*Exercise brief*. Copy the data below, starting with its first line and going on through the line with "The control sequencer 40 is at (640, 277).". Leave the pictures out of your answer.

[START OF Given information]

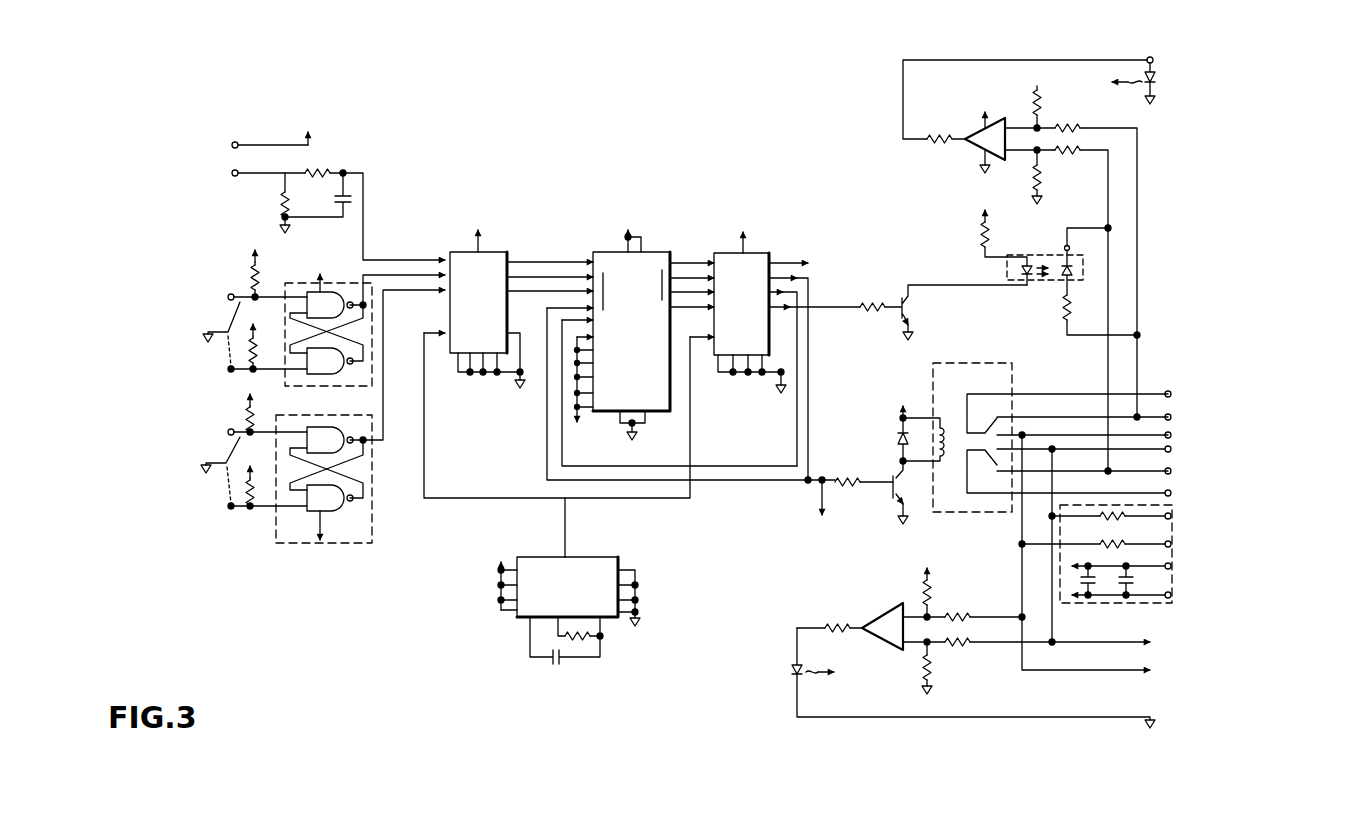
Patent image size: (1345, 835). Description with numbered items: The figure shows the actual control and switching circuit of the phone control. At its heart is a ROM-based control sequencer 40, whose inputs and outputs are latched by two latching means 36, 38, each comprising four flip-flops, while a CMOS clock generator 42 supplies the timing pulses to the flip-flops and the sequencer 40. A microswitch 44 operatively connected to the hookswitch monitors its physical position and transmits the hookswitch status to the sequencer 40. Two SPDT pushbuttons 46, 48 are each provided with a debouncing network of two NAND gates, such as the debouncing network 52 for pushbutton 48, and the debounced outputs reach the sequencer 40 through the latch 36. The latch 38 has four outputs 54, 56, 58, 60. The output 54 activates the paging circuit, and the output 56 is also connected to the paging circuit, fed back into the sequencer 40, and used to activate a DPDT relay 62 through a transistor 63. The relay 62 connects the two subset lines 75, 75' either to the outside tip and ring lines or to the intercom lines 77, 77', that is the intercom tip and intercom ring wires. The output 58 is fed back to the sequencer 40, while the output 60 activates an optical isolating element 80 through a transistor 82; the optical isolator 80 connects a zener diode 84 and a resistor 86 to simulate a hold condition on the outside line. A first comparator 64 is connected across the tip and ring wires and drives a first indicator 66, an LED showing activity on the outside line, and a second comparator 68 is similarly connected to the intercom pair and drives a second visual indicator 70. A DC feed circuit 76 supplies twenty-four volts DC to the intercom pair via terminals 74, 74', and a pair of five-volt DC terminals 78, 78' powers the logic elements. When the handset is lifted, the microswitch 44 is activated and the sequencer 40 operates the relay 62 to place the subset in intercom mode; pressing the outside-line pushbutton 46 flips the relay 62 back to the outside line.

The latching means 36 is at (480, 278).
The latching means 38 is at (748, 277).
The control sequencer 40 is at (640, 277).
The clock generator 42 is at (552, 596).
The microswitch 44 is at (236, 168).
The pushbutton 46 is at (313, 300).
The pushbutton 48 is at (313, 415).
The debouncing network 52 is at (330, 524).
The output 54 is at (784, 263).
The output 56 is at (797, 278).
The output 58 is at (800, 292).
The output 60 is at (800, 309).
The DPDT relay 62 is at (990, 380).
The transistor 63 is at (893, 481).
The first comparator 64 is at (985, 136).
The first indicator 66 is at (1155, 86).
The second comparator 68 is at (893, 628).
The second visual indicator 70 is at (795, 676).
The 24 VDC voltage terminal 74 is at (1188, 514).
The 24 VDC voltage terminal 74' is at (1178, 531).
The line L1 75 is at (1243, 390).
The line L2 75' is at (1247, 472).
The DC feed circuit 76 is at (1060, 567).
The intercom line 77 is at (1244, 414).
The intercom line 77' is at (1248, 442).
The 5 VDC voltage terminal 78 is at (1191, 570).
The 5 VDC voltage terminal 78' is at (1193, 609).
The optical isolating element 80 is at (1083, 266).
The transistor 82 is at (905, 296).
The zener diode 84 is at (1070, 242).
The resistor 86 is at (1075, 308).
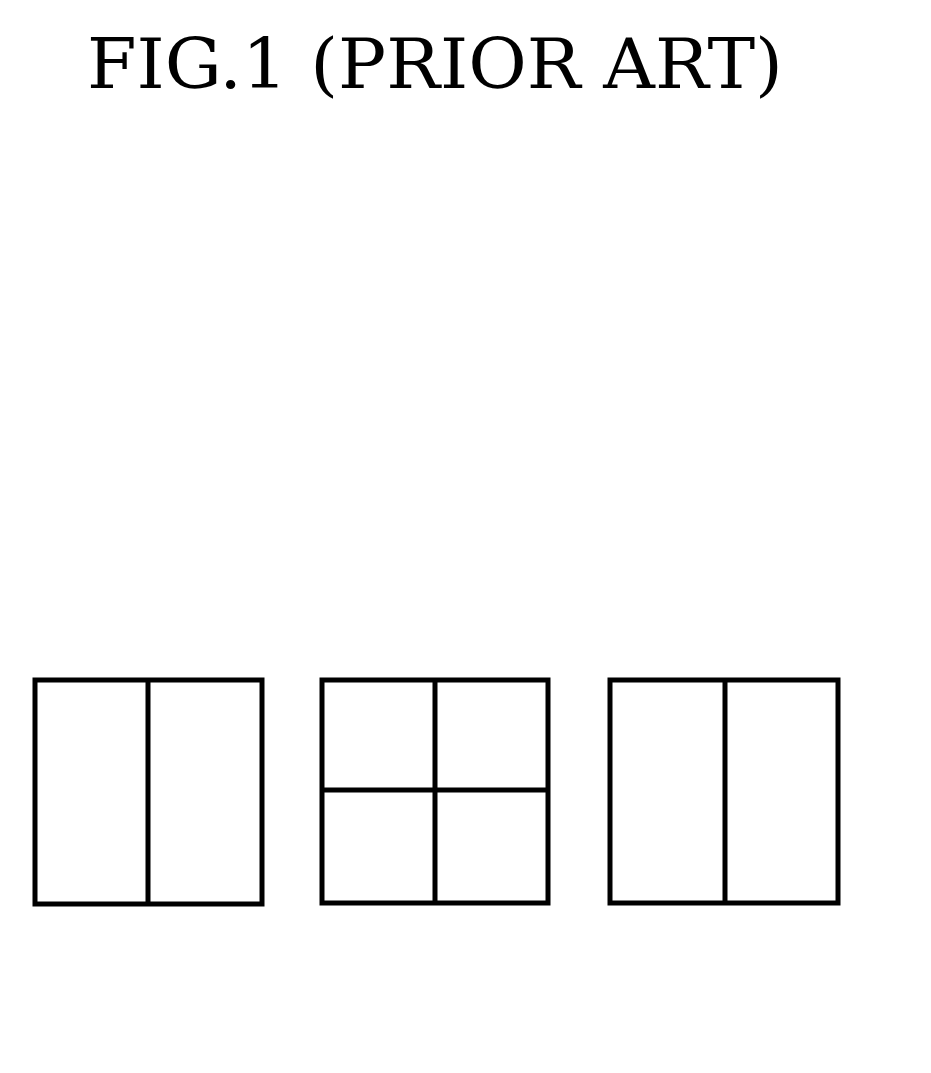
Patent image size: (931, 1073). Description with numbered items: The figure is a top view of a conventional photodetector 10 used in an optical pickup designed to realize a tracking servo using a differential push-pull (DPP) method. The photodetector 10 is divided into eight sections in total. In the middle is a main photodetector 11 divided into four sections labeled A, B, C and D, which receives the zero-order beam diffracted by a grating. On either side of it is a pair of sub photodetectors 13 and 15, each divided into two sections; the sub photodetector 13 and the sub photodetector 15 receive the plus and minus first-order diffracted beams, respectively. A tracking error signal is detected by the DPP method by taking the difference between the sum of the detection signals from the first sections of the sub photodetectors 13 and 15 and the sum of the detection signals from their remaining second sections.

The photodetector 10 is at (253, 512).
The main photodetector 11 is at (478, 680).
The sub photodetector 13 is at (110, 680).
The sub photodetector 15 is at (670, 680).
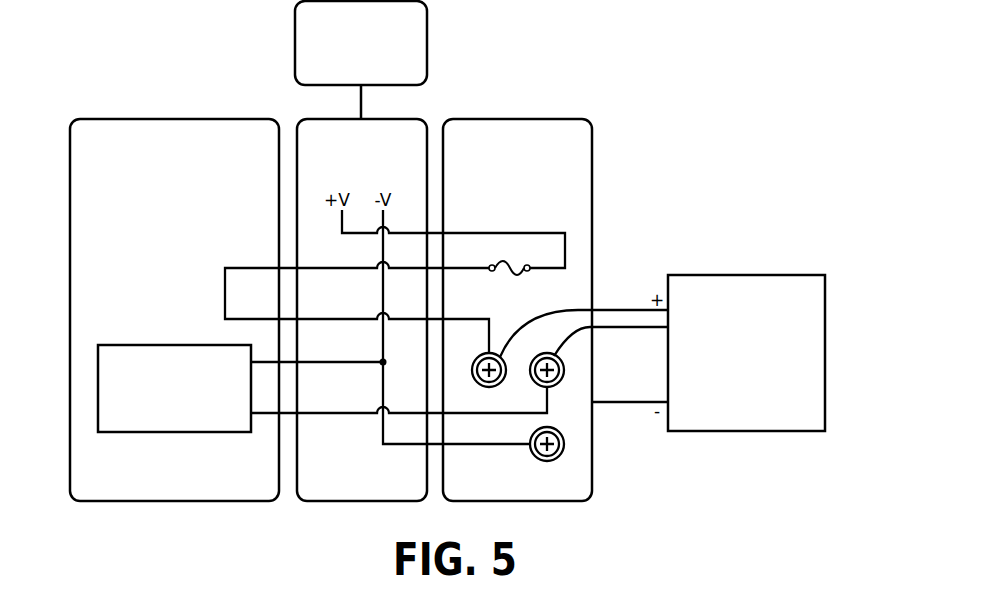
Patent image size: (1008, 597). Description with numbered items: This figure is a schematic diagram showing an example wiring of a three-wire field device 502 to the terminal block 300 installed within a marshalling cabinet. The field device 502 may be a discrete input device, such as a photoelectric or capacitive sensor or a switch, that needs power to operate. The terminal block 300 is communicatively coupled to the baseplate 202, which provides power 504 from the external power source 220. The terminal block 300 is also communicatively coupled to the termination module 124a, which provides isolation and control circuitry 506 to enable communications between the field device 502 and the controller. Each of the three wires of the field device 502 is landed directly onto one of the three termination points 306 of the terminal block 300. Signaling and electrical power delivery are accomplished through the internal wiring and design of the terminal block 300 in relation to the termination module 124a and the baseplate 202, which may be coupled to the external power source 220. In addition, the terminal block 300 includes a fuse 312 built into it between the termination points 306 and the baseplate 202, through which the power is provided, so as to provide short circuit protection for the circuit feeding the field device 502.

The termination module 124a is at (127, 118).
The baseplate 202 is at (307, 118).
The terminal block 300 is at (535, 118).
The external power source 220 is at (427, 46).
The power 504 is at (392, 183).
The fuse 312 is at (519, 258).
The isolation and control circuitry 506 is at (170, 345).
The termination points 306 is at (497, 382).
The 3-wire field device 502 is at (767, 275).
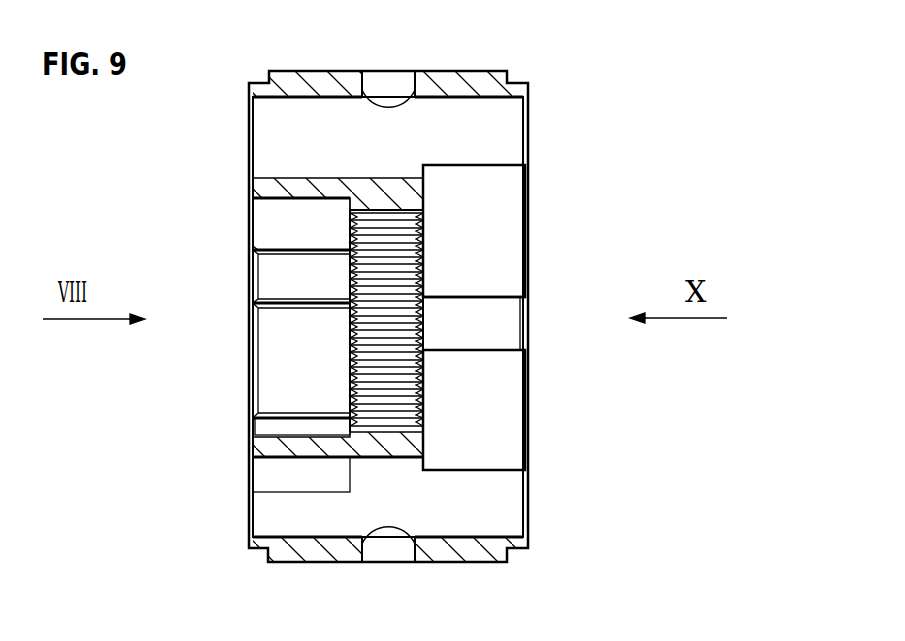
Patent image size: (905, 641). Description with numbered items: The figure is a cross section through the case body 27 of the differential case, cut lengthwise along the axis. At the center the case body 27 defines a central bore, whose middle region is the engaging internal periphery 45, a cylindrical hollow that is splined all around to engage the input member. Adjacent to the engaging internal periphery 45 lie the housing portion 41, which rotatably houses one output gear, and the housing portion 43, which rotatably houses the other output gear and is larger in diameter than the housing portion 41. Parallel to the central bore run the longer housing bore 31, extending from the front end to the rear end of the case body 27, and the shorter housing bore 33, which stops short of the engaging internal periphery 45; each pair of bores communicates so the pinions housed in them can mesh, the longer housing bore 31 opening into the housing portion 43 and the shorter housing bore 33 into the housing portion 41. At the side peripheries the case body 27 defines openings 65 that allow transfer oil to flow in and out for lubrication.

The case body 27 is at (570, 104).
The longer housing bore 31 is at (388, 155).
The shorter housing bore 33 is at (272, 477).
The housing portion 41 is at (308, 370).
The housing portion 43 is at (490, 416).
The engaging internal periphery 45 is at (431, 244).
The opening 65 is at (365, 95).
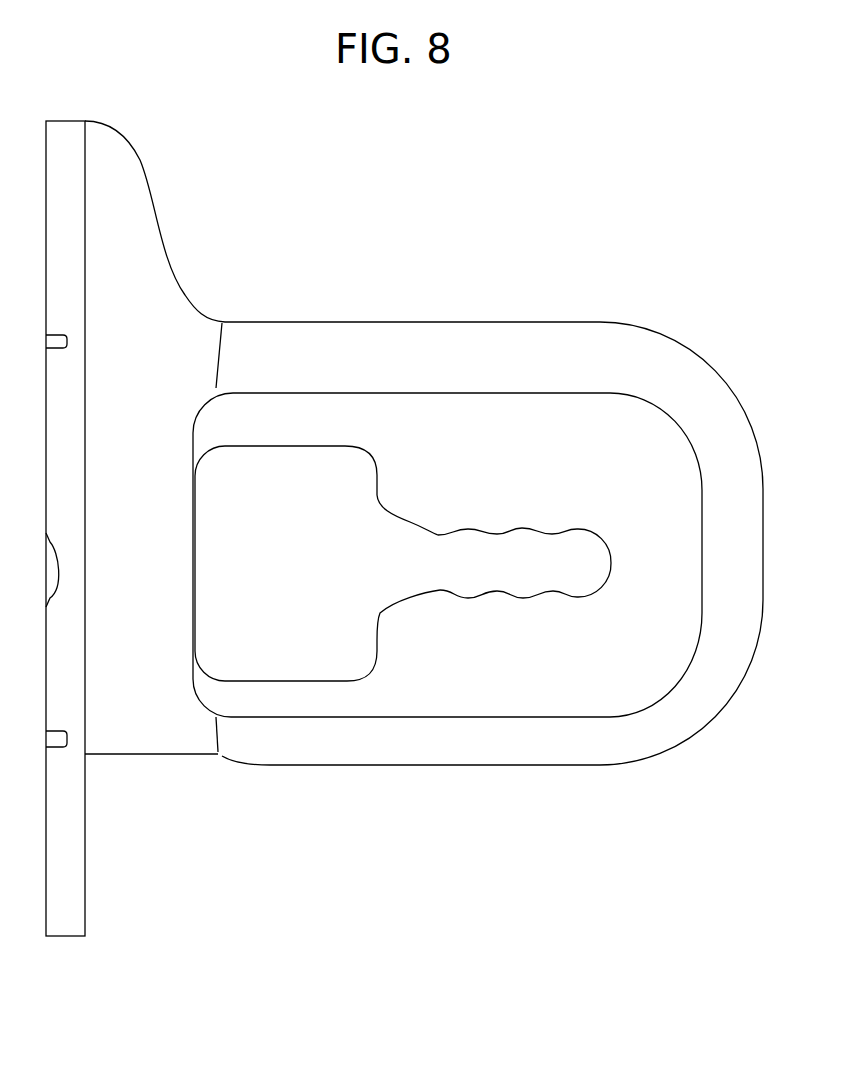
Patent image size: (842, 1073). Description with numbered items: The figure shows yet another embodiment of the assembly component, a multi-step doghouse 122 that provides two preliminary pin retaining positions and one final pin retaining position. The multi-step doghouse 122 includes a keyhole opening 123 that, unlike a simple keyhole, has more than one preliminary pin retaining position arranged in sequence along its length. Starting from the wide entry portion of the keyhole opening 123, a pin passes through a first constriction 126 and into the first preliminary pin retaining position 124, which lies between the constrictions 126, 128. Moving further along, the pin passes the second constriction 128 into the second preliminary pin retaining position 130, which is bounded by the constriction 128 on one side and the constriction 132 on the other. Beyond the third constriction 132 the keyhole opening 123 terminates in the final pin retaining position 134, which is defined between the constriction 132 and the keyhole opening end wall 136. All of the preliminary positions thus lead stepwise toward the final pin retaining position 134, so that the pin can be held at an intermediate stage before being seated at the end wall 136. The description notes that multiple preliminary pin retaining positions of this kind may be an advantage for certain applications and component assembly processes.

The multi-step doghouse 122 is at (630, 260).
The keyhole opening 123 is at (312, 580).
The first preliminary pin retaining position 124 is at (470, 563).
The constriction 126 is at (440, 532).
The constriction 128 is at (497, 533).
The second preliminary pin retaining position 130 is at (525, 567).
The constriction 132 is at (551, 532).
The final pin retaining position 134 is at (583, 563).
The keyhole opening end wall 136 is at (610, 570).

[END OF Given information]

*Exercise answer*.
Patent image size: (1345, 835). Description with numbered items: The figure shows the actual control and switching circuit of the phone control. At its heart is a ROM-based control sequencer 40, whose inputs and outputs are latched by two latching means 36, 38, each comprising four flip-flops, while a CMOS clock generator 42 supplies the timing pulses to the flip-flops and the sequencer 40. A microswitch 44 operatively connected to the hookswitch monitors its physical position and transmits the hookswitch status to the sequencer 40. Two SPDT pushbuttons 46, 48 are each provided with a debouncing network of two NAND gates, such as the debouncing network 52 for pushbutton 48, and the debounced outputs reach the sequencer 40 through the latch 36. The latch 38 has four outputs 54, 56, 58, 60. The output 54 activates the paging circuit, and the output 56 is also connected to the paging circuit, fed back into the sequencer 40, and used to activate a DPDT relay 62 through a transistor 63. The relay 62 connects the two subset lines 75, 75' either to the outside tip and ring lines or to the intercom lines 77, 77', that is the intercom tip and intercom ring wires. The output 58 is fed back to the sequencer 40, while the output 60 activates an optical isolating element 80 through a transistor 82; the optical isolator 80 connects a zener diode 84 and a resistor 86 to simulate a hold condition on the outside line. A first comparator 64 is connected across the tip and ring wires and drives a first indicator 66, an LED showing activity on the outside line, and a second comparator 68 is similarly connected to the intercom pair and drives a second visual indicator 70. A DC feed circuit 76 supplies twenty-four volts DC to the intercom pair via terminals 74, 74', and a pair of five-volt DC terminals 78, 78' powers the logic elements. When the handset is lifted, the microswitch 44 is activated and the sequencer 40 operates the relay 62 to place the subset in intercom mode; pressing the outside-line pushbutton 46 flips the relay 62 back to the outside line.

The latching means 36 is at (480, 278).
The latching means 38 is at (748, 277).
The control sequencer 40 is at (640, 277).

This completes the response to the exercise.